* Selection:
>>

POST FALLS - A Post Falls woman is facing a felony charge for reportedly chopping the tops of her neighbor's trees.

The alleged hack job happened last spring - when the woman's neighbor and his family were away on vacation - and is the latest complaint in an apparently ongoing dispute between the two sides who share a property line.

Chris Greenfield, 52, has lived next to Eric Wurmlinger, 52, at Parkwood Place in Post Falls for around five years. In April, Greenfield reportedly cut six feet off a row of 10 arbavida trees that bordered the neighbors' properties when Wurmlinger was gone.

"A fence issue is a whole other thing," said Wurmlinger, who runs a bed and breakfast at the house where he lives with his family. "We didn't want a fence, we just wanted privacy. That's all this is, privacy for my guests."

Now, the chopped down trees are too short to block the view from one of the guest bedroom windows from the back patio of Greenfield's home. Greenfield had cited an old Post Falls city ordinance that trees were subject to the same height restriction as fences - around six feet - when she said she had a landscaper "trim the shrubs."

"It's so simple," Greenfield told The Press Tuesday. "It was a hedge that was trimmed."

<<

* Set task a:
According to the tree-trimming article, how much did Greenfield reportedly cut off the row of arbavida trees?
The listing has no connection to the article about the neighbors' trees.

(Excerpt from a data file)
>>

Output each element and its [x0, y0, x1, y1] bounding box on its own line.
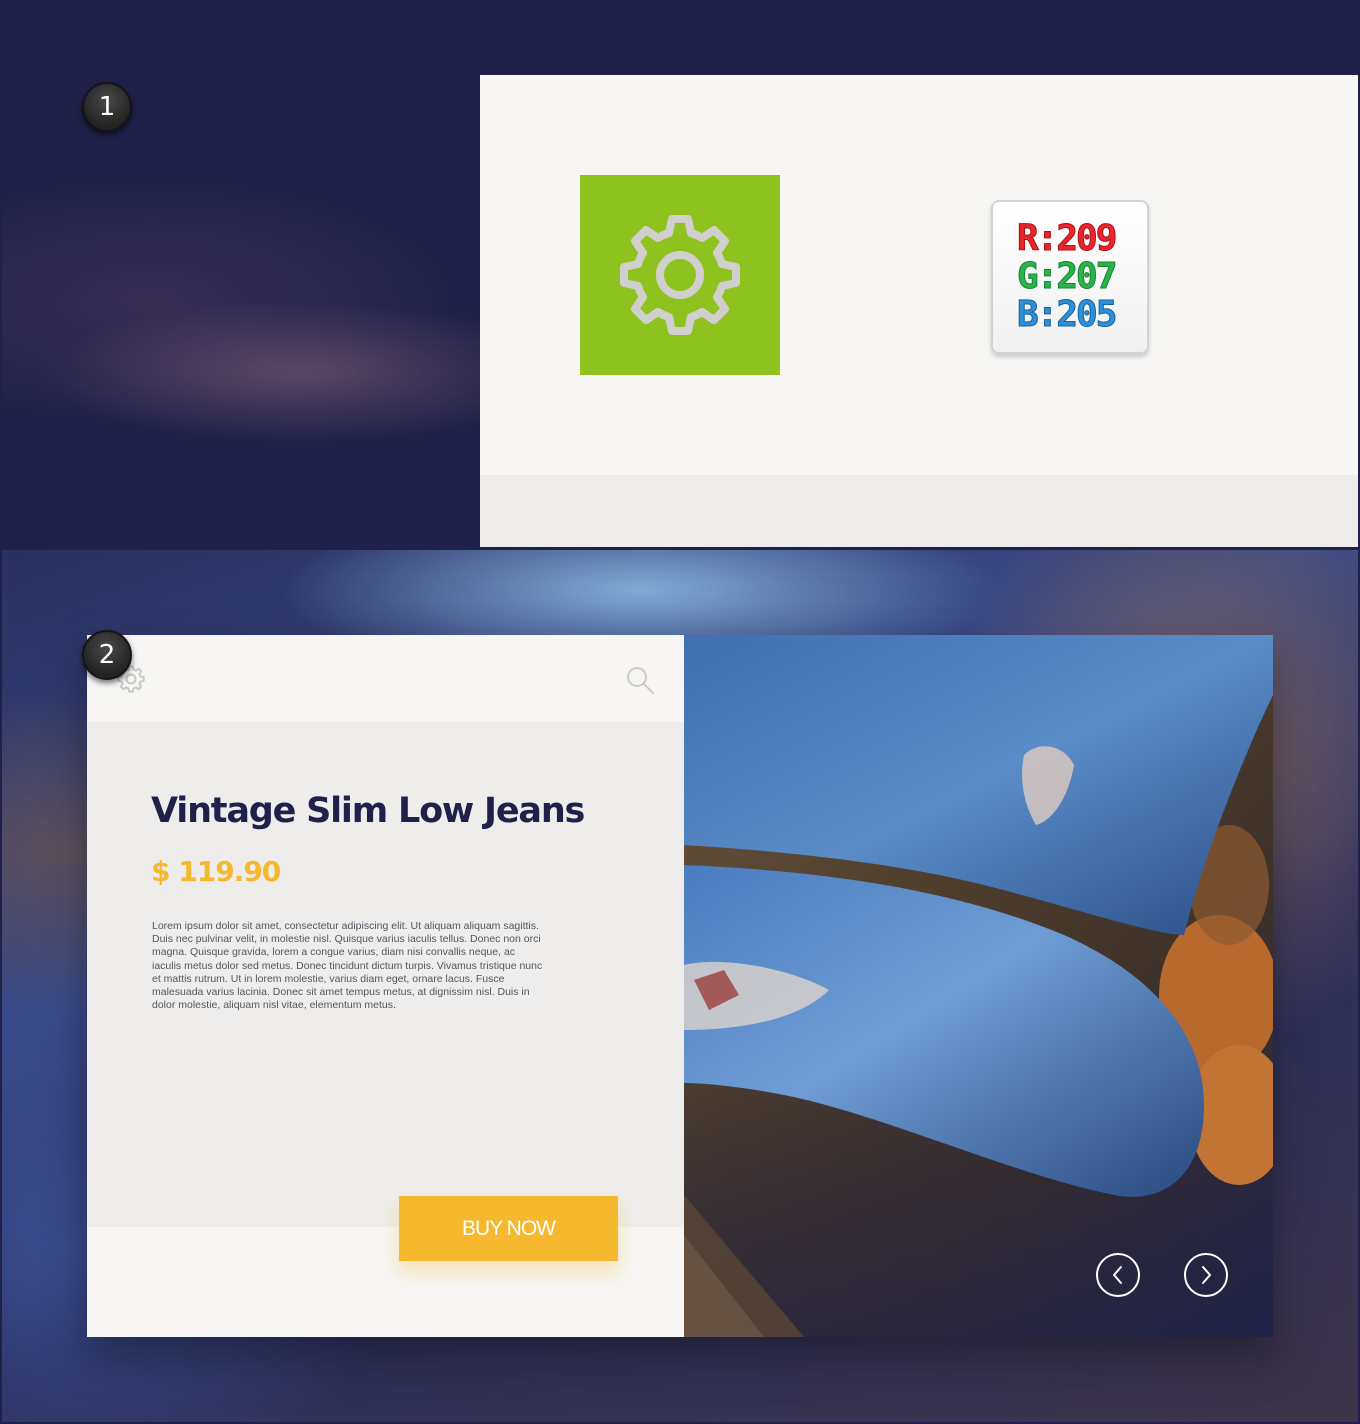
product-description: Lorem ipsum dolor sit amet, consectetur …	[152, 920, 543, 1012]
product-info-panel: Vintage Slim Low Jeans $ 119.90 Lorem ip…	[87, 635, 684, 1337]
buy-now-button[interactable]: BUY NOW	[399, 1196, 618, 1261]
artboard-bottom-strip	[480, 475, 1358, 547]
step-1-panel: R:209 G:207 B:205	[2, 2, 1358, 547]
product-price: $ 119.90	[151, 855, 281, 888]
jeans-photo-image	[684, 635, 1273, 1337]
green-value: G:207	[1017, 256, 1118, 297]
chevron-right-icon	[1202, 1266, 1211, 1284]
blue-value: B:205	[1017, 294, 1118, 335]
gear-tile	[580, 175, 780, 375]
card-header-bar	[87, 635, 684, 722]
step-2-panel: Vintage Slim Low Jeans $ 119.90 Lorem ip…	[2, 550, 1358, 1422]
rgb-value-card: R:209 G:207 B:205	[991, 200, 1149, 354]
previous-image-button[interactable]	[1096, 1253, 1140, 1297]
gear-icon	[620, 215, 740, 335]
next-image-button[interactable]	[1184, 1253, 1228, 1297]
product-photo	[684, 635, 1273, 1337]
step-badge-1: 1	[82, 82, 132, 132]
chevron-left-icon	[1113, 1266, 1122, 1284]
artboard-preview: R:209 G:207 B:205	[480, 75, 1358, 547]
step-badge-2: 2	[82, 630, 132, 680]
red-value: R:209	[1017, 218, 1118, 259]
product-card: Vintage Slim Low Jeans $ 119.90 Lorem ip…	[87, 635, 1273, 1337]
product-title: Vintage Slim Low Jeans	[151, 791, 585, 831]
search-icon[interactable]	[625, 665, 655, 695]
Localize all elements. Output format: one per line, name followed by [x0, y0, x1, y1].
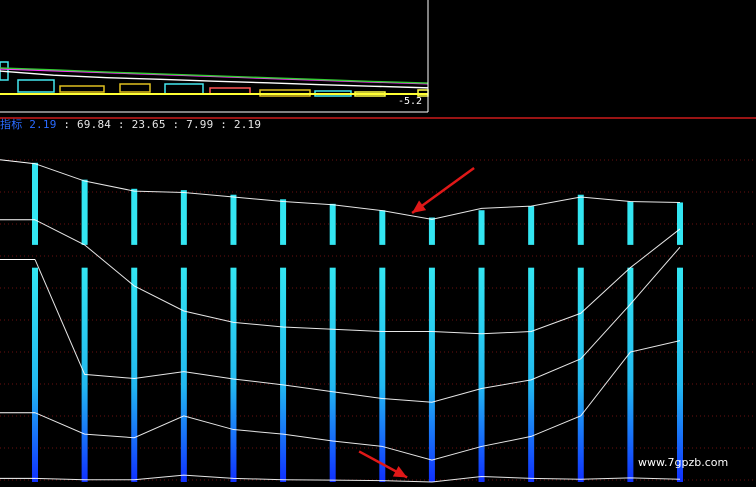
bar-upper-2: [131, 188, 138, 245]
top-panel-value-label: -5.2: [398, 96, 423, 107]
watermark-text: www.7gpzb.com: [638, 456, 729, 469]
annotation-arrow-head-0: [412, 200, 427, 213]
bar-upper-4: [230, 194, 237, 245]
bar-upper-7: [379, 210, 386, 245]
top-candle-2: [59, 85, 105, 93]
chart-stage: 指标 2.19 : 69.84 : 23.65 : 7.99 : 2.19 -5…: [0, 0, 756, 487]
bar-lower-10: [528, 267, 535, 482]
bar-upper-9: [478, 210, 485, 245]
bar-upper-10: [528, 206, 535, 245]
bar-upper-1: [81, 179, 88, 245]
indicator-values: : 69.84 : 23.65 : 7.99 : 2.19: [56, 118, 262, 131]
bar-lower-3: [180, 267, 187, 482]
top-candle-4: [164, 83, 204, 95]
bar-upper-8: [428, 217, 435, 245]
bar-upper-3: [180, 190, 187, 245]
bar-lower-13: [677, 267, 683, 482]
bar-upper-12: [627, 201, 634, 245]
bar-lower-7: [379, 267, 386, 482]
bar-lower-11: [577, 267, 584, 482]
indicator-series-leadin-0: [0, 159, 36, 165]
bar-upper-6: [329, 203, 336, 245]
top-candle-3: [119, 83, 151, 93]
indicator-readout: 指标 2.19 : 69.84 : 23.65 : 7.99 : 2.19: [0, 116, 261, 132]
chart-canvas: [0, 0, 756, 483]
top-candle-1: [17, 79, 55, 93]
bar-upper-11: [577, 194, 584, 245]
bar-lower-2: [131, 267, 138, 482]
bar-lower-0: [32, 267, 38, 482]
bar-upper-13: [677, 202, 683, 245]
indicator-label: 指标 2.19: [0, 118, 57, 131]
bar-lower-12: [627, 267, 634, 482]
bar-upper-5: [280, 199, 287, 245]
bar-lower-8: [428, 267, 435, 482]
bar-lower-4: [230, 267, 237, 482]
bar-upper-0: [32, 162, 38, 245]
bar-lower-6: [329, 267, 336, 482]
bar-lower-5: [280, 267, 287, 482]
bar-lower-9: [478, 267, 485, 482]
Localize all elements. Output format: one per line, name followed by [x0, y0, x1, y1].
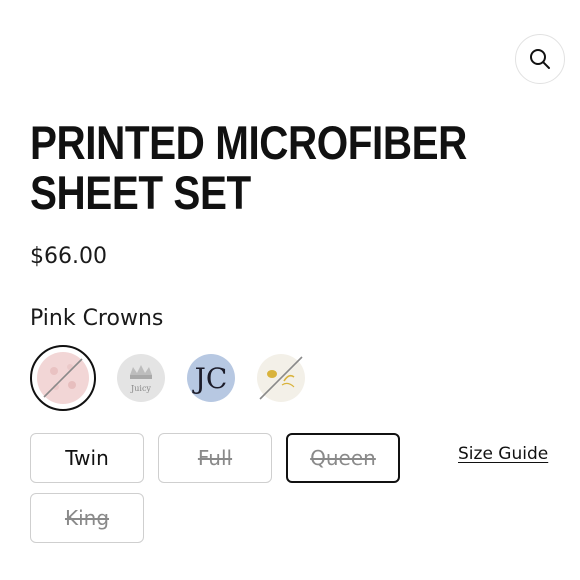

<<

* Set task b:
Copy out word for word the stretch of the listing from the line containing "product-description: Lorem ipsum" through the line containing "215, 740, 335]", both included.

* Exercise response a:
Six feet.

* Exercise response b:
product-description: Lorem ipsum dolor sit amet, consectetur …	[152, 920, 543, 1012]
product-info-panel: Vintage Slim Low Jeans $ 119.90 Lorem ip…	[87, 635, 684, 1337]
buy-now-button[interactable]: BUY NOW	[399, 1196, 618, 1261]
artboard-bottom-strip	[480, 475, 1358, 547]
step-1-panel: R:209 G:207 B:205	[2, 2, 1358, 547]
product-price: $ 119.90	[151, 855, 281, 888]
jeans-photo-image	[684, 635, 1273, 1337]
green-value: G:207	[1017, 256, 1118, 297]
chevron-right-icon	[1202, 1266, 1211, 1284]
blue-value: B:205	[1017, 294, 1118, 335]
gear-tile	[580, 175, 780, 375]
card-header-bar	[87, 635, 684, 722]
step-2-panel: Vintage Slim Low Jeans $ 119.90 Lorem ip…	[2, 550, 1358, 1422]
rgb-value-card: R:209 G:207 B:205	[991, 200, 1149, 354]
previous-image-button[interactable]	[1096, 1253, 1140, 1297]
gear-icon	[620, 215, 740, 335]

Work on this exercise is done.